**提示文**
━━━━━━━━━━
4. 夫婦で受給する年金の目安額

国民年金・厚生年金の受給額分布を男女別に見ていきました。夫婦の場合、合計の受給額が重要になりますね。

日本年金機構によると、標準的な夫婦が受給する年金は月額で21万9593円。これが2022年度のモデル年金です。

モデル年金と言っても、誰もが約22万円を受給できるわけではありません。実は「標準的な夫婦」とは、下記のような夫婦が想定されているのです。

「平均的な収入(平均標準報酬(賞与含む月額換算)43.9万円)で40年間就業した場合に受け取り始める年金(老齢厚生年金と2人分の老齢基礎年金(満額))の給付水準」

つまり40年間サラリーマンとして平均43.9万円を稼いだ夫と、40年間ずっと専業主婦だった妻の合計年金です。
━━━━━━━━━━
**元データ**
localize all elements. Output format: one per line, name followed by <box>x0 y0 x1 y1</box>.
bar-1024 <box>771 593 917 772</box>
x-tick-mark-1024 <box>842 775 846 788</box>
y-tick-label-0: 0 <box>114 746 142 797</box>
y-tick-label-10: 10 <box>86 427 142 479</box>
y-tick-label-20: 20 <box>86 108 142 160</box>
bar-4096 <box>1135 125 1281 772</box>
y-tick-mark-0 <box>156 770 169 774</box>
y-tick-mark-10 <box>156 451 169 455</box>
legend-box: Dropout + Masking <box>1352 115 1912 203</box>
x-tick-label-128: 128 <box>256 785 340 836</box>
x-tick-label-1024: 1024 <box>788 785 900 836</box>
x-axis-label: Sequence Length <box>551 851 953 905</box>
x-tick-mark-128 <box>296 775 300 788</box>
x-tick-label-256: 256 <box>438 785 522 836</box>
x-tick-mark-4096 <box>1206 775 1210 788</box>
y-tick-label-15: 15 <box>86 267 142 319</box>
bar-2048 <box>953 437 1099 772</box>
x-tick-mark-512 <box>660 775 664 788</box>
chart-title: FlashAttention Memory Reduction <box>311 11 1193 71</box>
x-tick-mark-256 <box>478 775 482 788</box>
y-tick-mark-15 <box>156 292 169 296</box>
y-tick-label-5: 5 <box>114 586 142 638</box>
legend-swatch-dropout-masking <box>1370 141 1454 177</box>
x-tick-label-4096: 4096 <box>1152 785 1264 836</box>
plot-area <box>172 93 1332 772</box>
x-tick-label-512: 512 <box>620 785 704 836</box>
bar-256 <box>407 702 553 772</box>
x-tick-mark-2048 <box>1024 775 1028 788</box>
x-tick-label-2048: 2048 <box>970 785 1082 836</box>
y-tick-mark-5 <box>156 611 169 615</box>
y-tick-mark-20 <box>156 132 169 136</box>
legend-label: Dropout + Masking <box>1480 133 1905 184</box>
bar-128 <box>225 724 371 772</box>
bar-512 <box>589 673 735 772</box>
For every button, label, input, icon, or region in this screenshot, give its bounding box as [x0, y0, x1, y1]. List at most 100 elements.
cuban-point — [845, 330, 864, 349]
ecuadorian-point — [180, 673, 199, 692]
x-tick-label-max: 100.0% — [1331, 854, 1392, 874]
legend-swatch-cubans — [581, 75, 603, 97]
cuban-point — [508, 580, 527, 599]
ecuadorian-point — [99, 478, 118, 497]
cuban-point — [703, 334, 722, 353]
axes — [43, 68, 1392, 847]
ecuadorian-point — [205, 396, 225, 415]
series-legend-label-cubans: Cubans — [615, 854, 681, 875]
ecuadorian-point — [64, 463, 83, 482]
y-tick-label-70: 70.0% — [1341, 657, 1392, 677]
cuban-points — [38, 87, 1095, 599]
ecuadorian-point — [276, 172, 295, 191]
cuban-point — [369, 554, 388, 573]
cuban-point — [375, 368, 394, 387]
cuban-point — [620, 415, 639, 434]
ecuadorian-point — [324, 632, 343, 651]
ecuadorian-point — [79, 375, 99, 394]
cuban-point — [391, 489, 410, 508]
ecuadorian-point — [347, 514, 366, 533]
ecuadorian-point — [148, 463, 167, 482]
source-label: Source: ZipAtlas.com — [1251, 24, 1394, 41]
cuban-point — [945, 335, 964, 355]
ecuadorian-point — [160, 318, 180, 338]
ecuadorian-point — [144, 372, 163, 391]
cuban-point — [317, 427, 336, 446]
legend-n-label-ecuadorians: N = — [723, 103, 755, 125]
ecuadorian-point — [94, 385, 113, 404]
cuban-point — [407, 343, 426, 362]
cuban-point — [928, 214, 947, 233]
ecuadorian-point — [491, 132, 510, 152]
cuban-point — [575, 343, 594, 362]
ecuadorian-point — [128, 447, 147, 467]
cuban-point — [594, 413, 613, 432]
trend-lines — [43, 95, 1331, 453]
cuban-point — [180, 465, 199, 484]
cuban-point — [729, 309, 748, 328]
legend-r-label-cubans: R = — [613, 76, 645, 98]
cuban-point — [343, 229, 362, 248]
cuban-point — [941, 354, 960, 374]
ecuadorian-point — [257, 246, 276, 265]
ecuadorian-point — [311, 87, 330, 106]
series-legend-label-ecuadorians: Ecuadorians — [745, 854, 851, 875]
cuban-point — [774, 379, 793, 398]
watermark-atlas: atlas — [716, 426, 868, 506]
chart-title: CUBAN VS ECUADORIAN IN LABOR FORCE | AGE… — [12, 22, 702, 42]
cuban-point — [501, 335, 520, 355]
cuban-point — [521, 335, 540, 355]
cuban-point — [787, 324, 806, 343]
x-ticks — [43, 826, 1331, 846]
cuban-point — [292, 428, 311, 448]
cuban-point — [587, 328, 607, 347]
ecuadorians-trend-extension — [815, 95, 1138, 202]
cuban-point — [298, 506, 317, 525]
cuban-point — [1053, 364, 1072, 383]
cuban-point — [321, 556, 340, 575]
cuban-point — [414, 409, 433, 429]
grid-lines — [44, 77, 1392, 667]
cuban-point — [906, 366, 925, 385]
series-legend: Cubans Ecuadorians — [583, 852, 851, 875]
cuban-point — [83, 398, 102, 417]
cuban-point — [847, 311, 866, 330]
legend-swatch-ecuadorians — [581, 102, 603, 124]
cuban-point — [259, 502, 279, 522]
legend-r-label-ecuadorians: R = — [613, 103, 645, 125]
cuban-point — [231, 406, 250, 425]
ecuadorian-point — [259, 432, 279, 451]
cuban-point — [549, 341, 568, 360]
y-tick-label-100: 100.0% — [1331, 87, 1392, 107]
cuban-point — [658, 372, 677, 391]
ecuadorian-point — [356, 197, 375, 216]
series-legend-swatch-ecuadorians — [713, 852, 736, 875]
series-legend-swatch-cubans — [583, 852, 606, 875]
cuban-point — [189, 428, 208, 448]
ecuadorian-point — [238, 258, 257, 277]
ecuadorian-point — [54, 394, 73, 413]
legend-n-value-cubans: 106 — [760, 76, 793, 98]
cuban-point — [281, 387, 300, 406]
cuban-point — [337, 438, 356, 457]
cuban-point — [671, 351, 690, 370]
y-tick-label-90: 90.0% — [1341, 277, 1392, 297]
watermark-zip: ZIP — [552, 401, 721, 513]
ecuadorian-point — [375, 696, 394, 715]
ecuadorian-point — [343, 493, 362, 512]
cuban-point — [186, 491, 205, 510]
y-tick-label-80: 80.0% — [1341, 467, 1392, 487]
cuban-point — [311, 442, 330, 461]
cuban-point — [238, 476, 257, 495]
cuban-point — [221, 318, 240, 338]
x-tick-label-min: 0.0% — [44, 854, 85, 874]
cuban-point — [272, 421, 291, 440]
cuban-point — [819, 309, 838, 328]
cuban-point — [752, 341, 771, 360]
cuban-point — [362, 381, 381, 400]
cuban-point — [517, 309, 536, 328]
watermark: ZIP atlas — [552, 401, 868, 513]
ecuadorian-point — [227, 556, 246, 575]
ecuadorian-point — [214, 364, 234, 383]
━━━━━━━━━━
**課題**
上にある夫婦の年金目安額に関する提示文を、一字一句変えずに全文書き写してください。

**解答欄**
4. 夫婦で受給する年金の目安額

国民年金・厚生年金の受給額分布を男女別に見ていきました。夫婦の場合、合計の受給額が重要になりますね。

日本年金機構によると、標準的な夫婦が受給する年金は月額で21万9593円。これが2022年度のモデル年金です。

モデル年金と言っても、誰もが約22万円を受給できるわけではありません。実は「標準的な夫婦」とは、下記のような夫婦が想定されているのです。

「平均的な収入(平均標準報酬(賞与含む月額換算)43.9万円)で40年間就業した場合に受け取り始める年金(老齢厚生年金と2人分の老齢基礎年金(満額))の給付水準」

つまり40年間サラリーマンとして平均43.9万円を稼いだ夫と、40年間ずっと専業主婦だった妻の合計年金です。